WHAT THIS TASK INVOLVES → Search the records for "plasmid". Report every line where it occurs.

MATERIAL SUPPLIED →
++++++

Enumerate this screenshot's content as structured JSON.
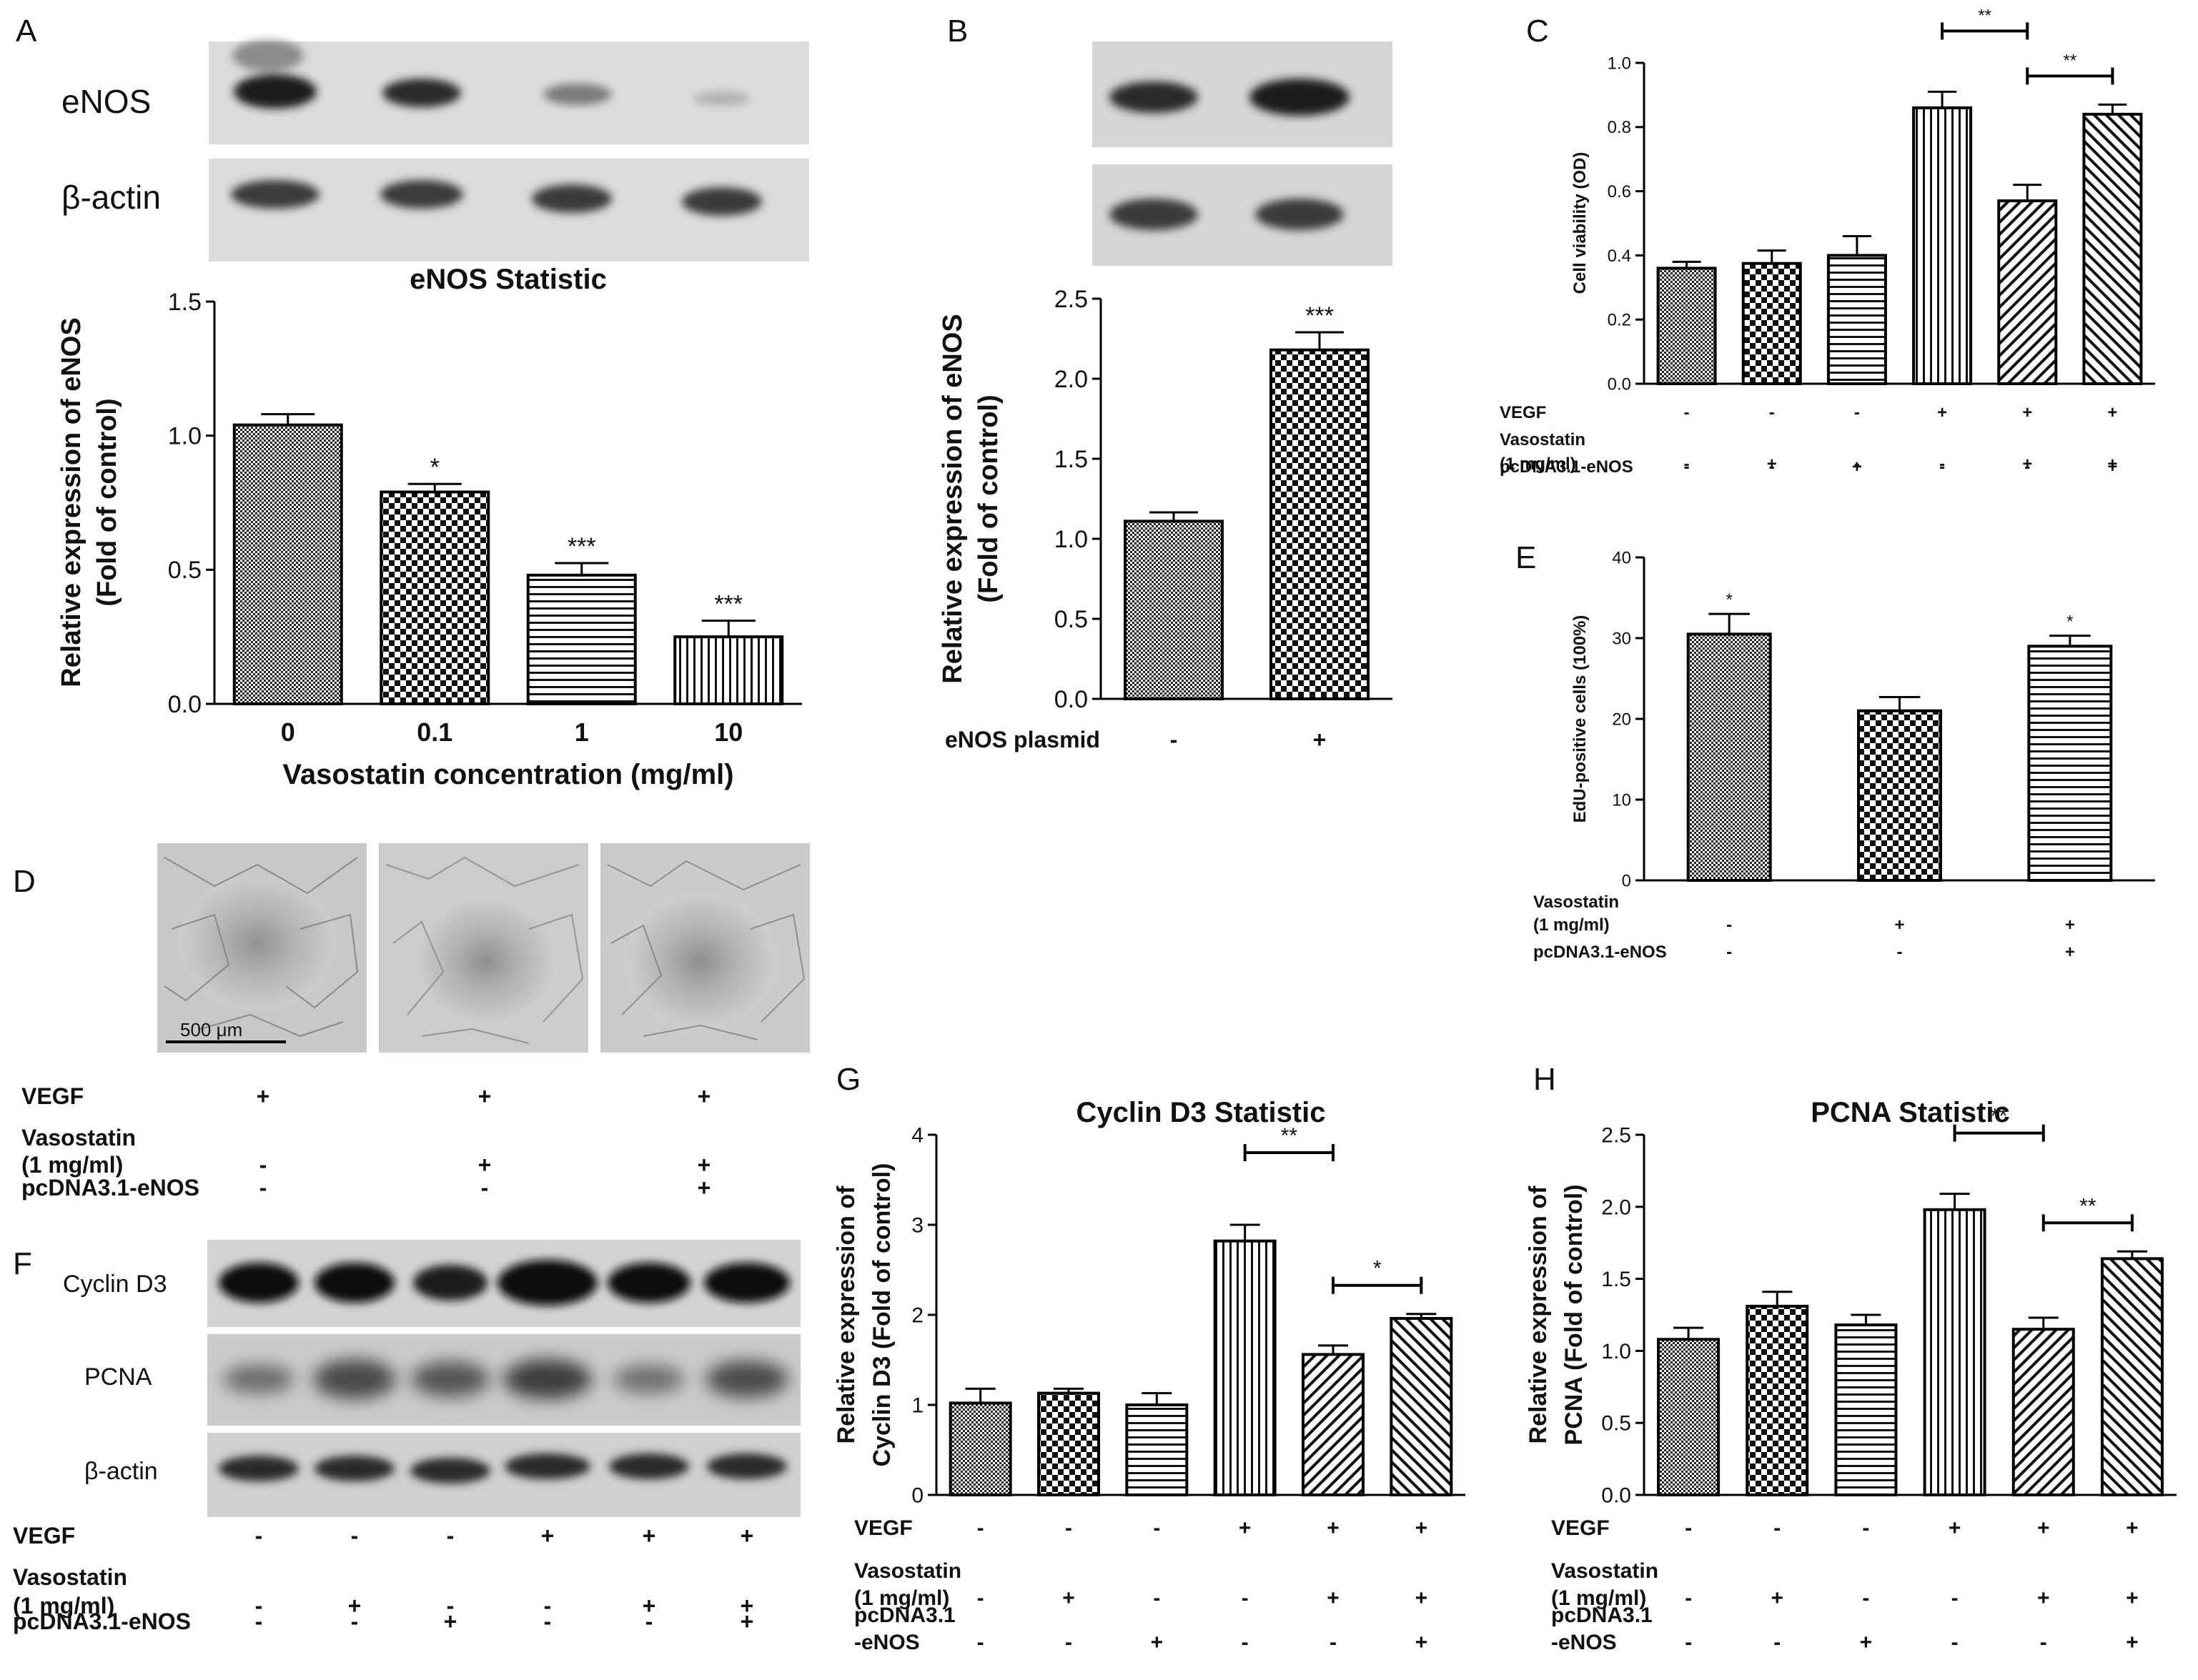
{
  "panels": {
    "A": {
      "letter": "A",
      "blot_labels": [
        "eNOS",
        "β-actin"
      ],
      "chart": {
        "type": "bar",
        "title": "eNOS Statistic",
        "ylabel": "Relative expression of eNOS",
        "ylabel2": "(Fold of control)",
        "xlabel": "Vasostatin concentration (mg/ml)",
        "categories": [
          "0",
          "0.1",
          "1",
          "10"
        ],
        "values": [
          1.04,
          0.79,
          0.48,
          0.25
        ],
        "errors": [
          0.04,
          0.03,
          0.045,
          0.06
        ],
        "sig": [
          "",
          "*",
          "***",
          "***"
        ],
        "ylim": [
          0,
          1.5
        ],
        "yticks": [
          "0.0",
          "0.5",
          "1.0",
          "1.5"
        ],
        "patterns": [
          "fine-dots",
          "checker",
          "hstripe",
          "vstripe"
        ]
      }
    },
    "B": {
      "letter": "B",
      "chart": {
        "type": "bar",
        "ylabel": "Relative expression of eNOS",
        "ylabel2": "(Fold of control)",
        "row_label": "eNOS plasmid",
        "categories": [
          "-",
          "+"
        ],
        "values": [
          1.11,
          2.18
        ],
        "errors": [
          0.055,
          0.11
        ],
        "sig": [
          "",
          "***"
        ],
        "ylim": [
          0,
          2.5
        ],
        "yticks": [
          "0.0",
          "0.5",
          "1.0",
          "1.5",
          "2.0",
          "2.5"
        ],
        "patterns": [
          "fine-dots",
          "checker"
        ]
      }
    },
    "C": {
      "letter": "C",
      "chart": {
        "type": "bar",
        "ylabel": "Cell viability (OD)",
        "values": [
          0.36,
          0.375,
          0.4,
          0.86,
          0.57,
          0.84
        ],
        "errors": [
          0.02,
          0.04,
          0.06,
          0.05,
          0.05,
          0.03
        ],
        "ylim": [
          0,
          1.0
        ],
        "yticks": [
          "0.0",
          "0.2",
          "0.4",
          "0.6",
          "0.8",
          "1.0"
        ],
        "brackets": [
          {
            "from": 3,
            "to": 4,
            "label": "**"
          },
          {
            "from": 4,
            "to": 5,
            "label": "**"
          }
        ],
        "conditions": [
          {
            "label": "VEGF",
            "signs": [
              "-",
              "-",
              "-",
              "+",
              "+",
              "+"
            ]
          },
          {
            "label": "Vasostatin",
            "label2": "(1 mg/ml)",
            "signs": [
              "-",
              "+",
              "-",
              "-",
              "+",
              "+"
            ]
          },
          {
            "label": "pcDNA3.1-eNOS",
            "signs": [
              "-",
              "-",
              "+",
              "-",
              "-",
              "+"
            ]
          }
        ],
        "patterns": [
          "fine-dots",
          "checker",
          "hstripe",
          "vstripe",
          "diag-up",
          "diag-down"
        ]
      }
    },
    "D": {
      "letter": "D",
      "scale_bar": "500 μm",
      "conditions": [
        {
          "label": "VEGF",
          "signs": [
            "+",
            "+",
            "+"
          ]
        },
        {
          "label": "Vasostatin",
          "label2": "(1 mg/ml)",
          "signs": [
            "-",
            "+",
            "+"
          ]
        },
        {
          "label": "pcDNA3.1-eNOS",
          "signs": [
            "-",
            "-",
            "+"
          ]
        }
      ]
    },
    "E": {
      "letter": "E",
      "chart": {
        "type": "bar",
        "ylabel": "EdU-positive cells (100%)",
        "values": [
          30.5,
          21.0,
          29.0
        ],
        "errors": [
          2.5,
          1.7,
          1.3
        ],
        "sig": [
          "*",
          "",
          "*"
        ],
        "ylim": [
          0,
          40
        ],
        "yticks": [
          "0",
          "10",
          "20",
          "30",
          "40"
        ],
        "conditions": [
          {
            "label": "Vasostatin",
            "label2": "(1 mg/ml)",
            "signs": [
              "-",
              "+",
              "+"
            ]
          },
          {
            "label": "pcDNA3.1-eNOS",
            "signs": [
              "-",
              "-",
              "+"
            ]
          }
        ],
        "patterns": [
          "fine-dots",
          "checker",
          "hstripe"
        ]
      }
    },
    "F": {
      "letter": "F",
      "blot_labels": [
        "Cyclin D3",
        "PCNA",
        "β-actin"
      ],
      "conditions": [
        {
          "label": "VEGF",
          "signs": [
            "-",
            "-",
            "-",
            "+",
            "+",
            "+"
          ]
        },
        {
          "label": "Vasostatin",
          "label2": "(1 mg/ml)",
          "signs": [
            "-",
            "+",
            "-",
            "-",
            "+",
            "+"
          ]
        },
        {
          "label": "pcDNA3.1-eNOS",
          "signs": [
            "-",
            "-",
            "+",
            "-",
            "-",
            "+"
          ]
        }
      ]
    },
    "G": {
      "letter": "G",
      "chart": {
        "type": "bar",
        "title": "Cyclin D3 Statistic",
        "ylabel": "Relative expression of",
        "ylabel2": "Cyclin D3 (Fold of control)",
        "values": [
          1.02,
          1.13,
          1.0,
          2.82,
          1.56,
          1.96
        ],
        "errors": [
          0.16,
          0.05,
          0.13,
          0.18,
          0.1,
          0.05
        ],
        "ylim": [
          0,
          4
        ],
        "yticks": [
          "0",
          "1",
          "2",
          "3",
          "4"
        ],
        "brackets": [
          {
            "from": 3,
            "to": 4,
            "label": "**"
          },
          {
            "from": 4,
            "to": 5,
            "label": "*"
          }
        ],
        "conditions": [
          {
            "label": "VEGF",
            "signs": [
              "-",
              "-",
              "-",
              "+",
              "+",
              "+"
            ]
          },
          {
            "label": "Vasostatin",
            "label2": "(1 mg/ml)",
            "signs": [
              "-",
              "+",
              "-",
              "-",
              "+",
              "+"
            ]
          },
          {
            "label": "pcDNA3.1",
            "label2": "-eNOS",
            "signs": [
              "-",
              "-",
              "+",
              "-",
              "-",
              "+"
            ]
          }
        ],
        "patterns": [
          "fine-dots",
          "checker",
          "hstripe",
          "vstripe",
          "diag-up",
          "diag-down"
        ]
      }
    },
    "H": {
      "letter": "H",
      "chart": {
        "type": "bar",
        "title": "PCNA Statistic",
        "ylabel": "Relative expression of",
        "ylabel2": "PCNA (Fold of control)",
        "values": [
          1.08,
          1.31,
          1.18,
          1.98,
          1.15,
          1.64
        ],
        "errors": [
          0.08,
          0.1,
          0.07,
          0.11,
          0.08,
          0.05
        ],
        "ylim": [
          0,
          2.5
        ],
        "yticks": [
          "0.0",
          "0.5",
          "1.0",
          "1.5",
          "2.0",
          "2.5"
        ],
        "brackets": [
          {
            "from": 3,
            "to": 4,
            "label": "**"
          },
          {
            "from": 4,
            "to": 5,
            "label": "**"
          }
        ],
        "conditions": [
          {
            "label": "VEGF",
            "signs": [
              "-",
              "-",
              "-",
              "+",
              "+",
              "+"
            ]
          },
          {
            "label": "Vasostatin",
            "label2": "(1 mg/ml)",
            "signs": [
              "-",
              "+",
              "-",
              "-",
              "+",
              "+"
            ]
          },
          {
            "label": "pcDNA3.1",
            "label2": "-eNOS",
            "signs": [
              "-",
              "-",
              "+",
              "-",
              "-",
              "+"
            ]
          }
        ],
        "patterns": [
          "fine-dots",
          "checker",
          "hstripe",
          "vstripe",
          "diag-up",
          "diag-down"
        ]
      }
    }
  },
  "chart_data": [
    {
      "panel": "A",
      "type": "bar",
      "title": "eNOS Statistic",
      "xlabel": "Vasostatin concentration (mg/ml)",
      "ylabel": "Relative expression of eNOS (Fold of control)",
      "categories": [
        "0",
        "0.1",
        "1",
        "10"
      ],
      "values": [
        1.04,
        0.79,
        0.48,
        0.25
      ],
      "ylim": [
        0,
        1.5
      ]
    },
    {
      "panel": "B",
      "type": "bar",
      "xlabel": "eNOS plasmid",
      "ylabel": "Relative expression of eNOS (Fold of control)",
      "categories": [
        "-",
        "+"
      ],
      "values": [
        1.11,
        2.18
      ],
      "ylim": [
        0,
        2.5
      ]
    },
    {
      "panel": "C",
      "type": "bar",
      "ylabel": "Cell viability (OD)",
      "values": [
        0.36,
        0.375,
        0.4,
        0.86,
        0.57,
        0.84
      ],
      "ylim": [
        0,
        1.0
      ]
    },
    {
      "panel": "E",
      "type": "bar",
      "ylabel": "EdU-positive cells (100%)",
      "values": [
        30.5,
        21.0,
        29.0
      ],
      "ylim": [
        0,
        40
      ]
    },
    {
      "panel": "G",
      "type": "bar",
      "title": "Cyclin D3 Statistic",
      "ylabel": "Relative expression of Cyclin D3 (Fold of control)",
      "values": [
        1.02,
        1.13,
        1.0,
        2.82,
        1.56,
        1.96
      ],
      "ylim": [
        0,
        4
      ]
    },
    {
      "panel": "H",
      "type": "bar",
      "title": "PCNA Statistic",
      "ylabel": "Relative expression of PCNA (Fold of control)",
      "values": [
        1.08,
        1.31,
        1.18,
        1.98,
        1.15,
        1.64
      ],
      "ylim": [
        0,
        2.5
      ]
    }
  ]
}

++++++

RESULT →
        "row_label": "eNOS plasmid",
      "xlabel": "eNOS plasmid",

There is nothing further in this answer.